◆ **TASK BRIEF**
Copy all lines below containing "Substances".
┄┄┄┄┄┄┄┄┄┄
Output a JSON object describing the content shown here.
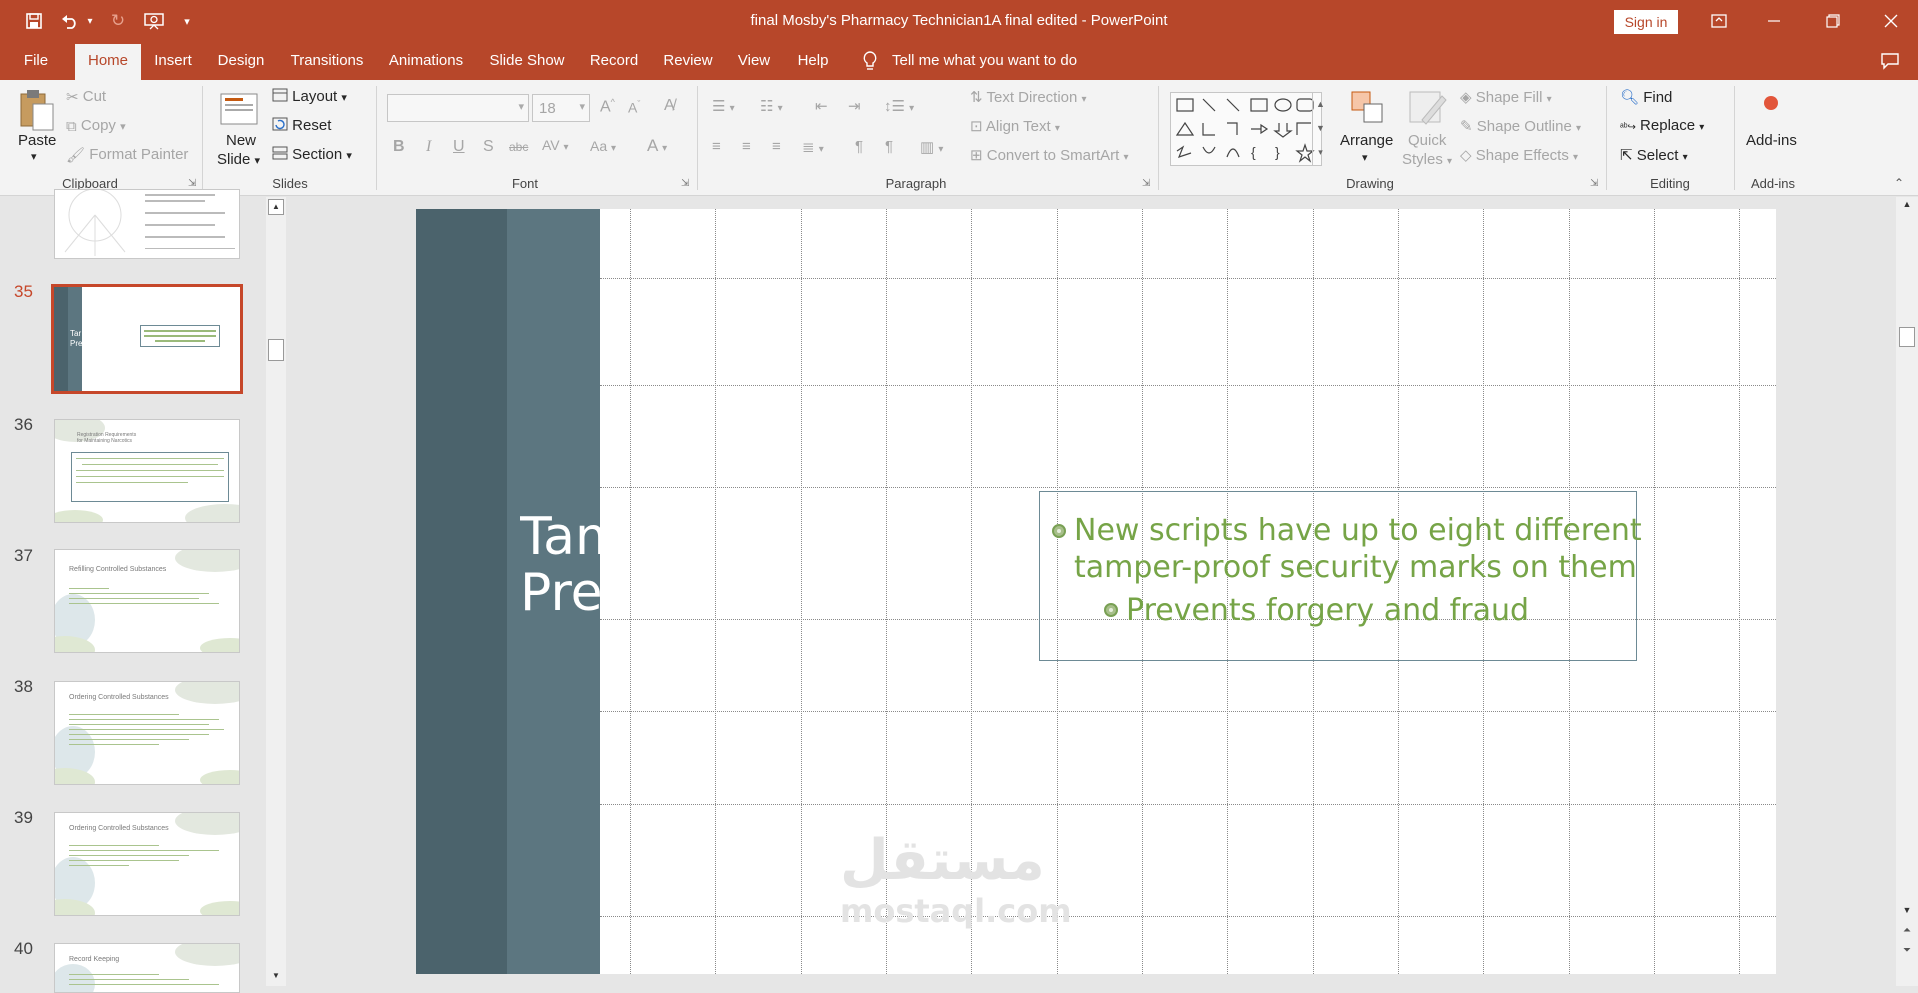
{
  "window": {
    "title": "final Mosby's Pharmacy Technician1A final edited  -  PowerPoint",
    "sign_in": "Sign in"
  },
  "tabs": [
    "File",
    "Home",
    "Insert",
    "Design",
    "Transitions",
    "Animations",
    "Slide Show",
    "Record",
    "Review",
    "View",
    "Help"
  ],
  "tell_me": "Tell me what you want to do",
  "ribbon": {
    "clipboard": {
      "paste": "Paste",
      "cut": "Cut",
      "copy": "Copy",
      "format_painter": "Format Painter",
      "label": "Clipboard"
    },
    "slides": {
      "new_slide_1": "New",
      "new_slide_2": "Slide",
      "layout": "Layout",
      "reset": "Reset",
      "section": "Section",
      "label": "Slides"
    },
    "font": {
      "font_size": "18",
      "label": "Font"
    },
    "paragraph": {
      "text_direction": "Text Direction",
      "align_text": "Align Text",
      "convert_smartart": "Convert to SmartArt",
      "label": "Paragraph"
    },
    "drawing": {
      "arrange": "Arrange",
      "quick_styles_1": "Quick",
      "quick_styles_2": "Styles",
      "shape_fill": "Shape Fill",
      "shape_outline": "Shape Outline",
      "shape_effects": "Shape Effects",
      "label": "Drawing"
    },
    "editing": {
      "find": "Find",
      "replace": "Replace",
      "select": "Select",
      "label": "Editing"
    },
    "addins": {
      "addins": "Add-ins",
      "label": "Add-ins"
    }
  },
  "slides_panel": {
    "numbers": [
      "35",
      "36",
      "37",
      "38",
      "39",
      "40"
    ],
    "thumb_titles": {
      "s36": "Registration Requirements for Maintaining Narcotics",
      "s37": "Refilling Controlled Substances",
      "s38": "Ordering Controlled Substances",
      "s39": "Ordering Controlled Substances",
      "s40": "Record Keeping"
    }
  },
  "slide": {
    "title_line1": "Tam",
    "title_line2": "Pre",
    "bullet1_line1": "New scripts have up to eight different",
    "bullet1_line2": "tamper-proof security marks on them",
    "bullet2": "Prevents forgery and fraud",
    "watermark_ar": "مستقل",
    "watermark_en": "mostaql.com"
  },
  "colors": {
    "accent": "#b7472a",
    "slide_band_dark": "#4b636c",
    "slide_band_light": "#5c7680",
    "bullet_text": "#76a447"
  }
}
┄┄┄┄┄┄┄┄┄┄
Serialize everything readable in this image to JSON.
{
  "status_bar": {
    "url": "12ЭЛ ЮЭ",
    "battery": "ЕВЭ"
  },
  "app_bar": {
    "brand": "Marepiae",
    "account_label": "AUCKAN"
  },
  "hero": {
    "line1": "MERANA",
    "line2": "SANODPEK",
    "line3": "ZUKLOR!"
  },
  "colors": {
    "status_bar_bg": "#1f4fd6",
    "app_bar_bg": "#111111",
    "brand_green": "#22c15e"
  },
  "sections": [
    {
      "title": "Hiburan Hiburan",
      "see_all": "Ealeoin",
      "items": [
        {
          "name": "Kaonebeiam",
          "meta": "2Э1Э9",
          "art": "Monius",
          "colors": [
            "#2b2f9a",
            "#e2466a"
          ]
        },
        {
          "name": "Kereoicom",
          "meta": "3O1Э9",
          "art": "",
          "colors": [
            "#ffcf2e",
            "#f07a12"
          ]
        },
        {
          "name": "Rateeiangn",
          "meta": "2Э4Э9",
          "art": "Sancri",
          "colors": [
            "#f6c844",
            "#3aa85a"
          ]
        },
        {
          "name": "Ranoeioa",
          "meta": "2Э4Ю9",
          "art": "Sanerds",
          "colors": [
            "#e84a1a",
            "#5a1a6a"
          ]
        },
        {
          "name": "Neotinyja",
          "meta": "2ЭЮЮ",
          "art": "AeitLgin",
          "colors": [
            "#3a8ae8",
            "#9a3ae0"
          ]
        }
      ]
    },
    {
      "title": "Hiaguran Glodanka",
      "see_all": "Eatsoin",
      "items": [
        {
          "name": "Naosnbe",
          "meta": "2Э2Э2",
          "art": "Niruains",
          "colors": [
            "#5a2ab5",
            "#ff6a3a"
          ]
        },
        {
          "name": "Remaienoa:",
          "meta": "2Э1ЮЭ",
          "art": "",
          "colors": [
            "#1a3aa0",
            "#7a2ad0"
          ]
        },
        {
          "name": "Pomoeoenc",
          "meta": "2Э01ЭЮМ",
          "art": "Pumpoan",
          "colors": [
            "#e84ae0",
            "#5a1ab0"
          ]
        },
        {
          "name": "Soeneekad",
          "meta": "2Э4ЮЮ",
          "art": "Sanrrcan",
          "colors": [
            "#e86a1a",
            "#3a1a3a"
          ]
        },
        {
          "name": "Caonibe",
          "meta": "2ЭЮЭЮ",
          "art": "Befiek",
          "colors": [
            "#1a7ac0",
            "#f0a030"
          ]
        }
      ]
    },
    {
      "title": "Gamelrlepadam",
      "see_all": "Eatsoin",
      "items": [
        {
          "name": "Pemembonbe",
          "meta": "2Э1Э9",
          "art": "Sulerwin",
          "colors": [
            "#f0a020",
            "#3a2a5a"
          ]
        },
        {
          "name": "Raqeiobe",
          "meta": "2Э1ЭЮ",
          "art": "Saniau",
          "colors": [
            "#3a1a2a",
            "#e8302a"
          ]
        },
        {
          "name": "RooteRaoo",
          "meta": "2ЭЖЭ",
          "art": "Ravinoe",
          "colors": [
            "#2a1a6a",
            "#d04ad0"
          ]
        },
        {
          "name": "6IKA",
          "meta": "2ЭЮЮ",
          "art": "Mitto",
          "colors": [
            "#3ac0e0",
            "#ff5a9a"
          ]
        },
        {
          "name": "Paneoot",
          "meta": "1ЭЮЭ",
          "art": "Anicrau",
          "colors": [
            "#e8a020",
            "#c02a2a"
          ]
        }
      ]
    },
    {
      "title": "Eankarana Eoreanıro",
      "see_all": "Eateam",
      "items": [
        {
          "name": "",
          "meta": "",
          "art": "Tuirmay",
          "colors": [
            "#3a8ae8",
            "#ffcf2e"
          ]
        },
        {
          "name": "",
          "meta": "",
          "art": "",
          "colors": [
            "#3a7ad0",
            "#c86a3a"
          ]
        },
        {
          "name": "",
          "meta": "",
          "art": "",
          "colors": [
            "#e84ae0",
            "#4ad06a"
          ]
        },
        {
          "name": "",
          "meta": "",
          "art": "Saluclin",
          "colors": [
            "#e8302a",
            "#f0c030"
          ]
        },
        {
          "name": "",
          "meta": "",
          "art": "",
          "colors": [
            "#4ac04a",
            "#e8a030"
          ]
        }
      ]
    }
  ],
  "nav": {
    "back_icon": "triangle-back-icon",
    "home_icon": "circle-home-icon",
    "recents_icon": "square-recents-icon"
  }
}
┄┄┄┄┄┄┄┄┄┄
◆ **TASK SOLUTION**
      "s37": "Refilling Controlled Substances",
      "s38": "Ordering Controlled Substances",
      "s39": "Ordering Controlled Substances",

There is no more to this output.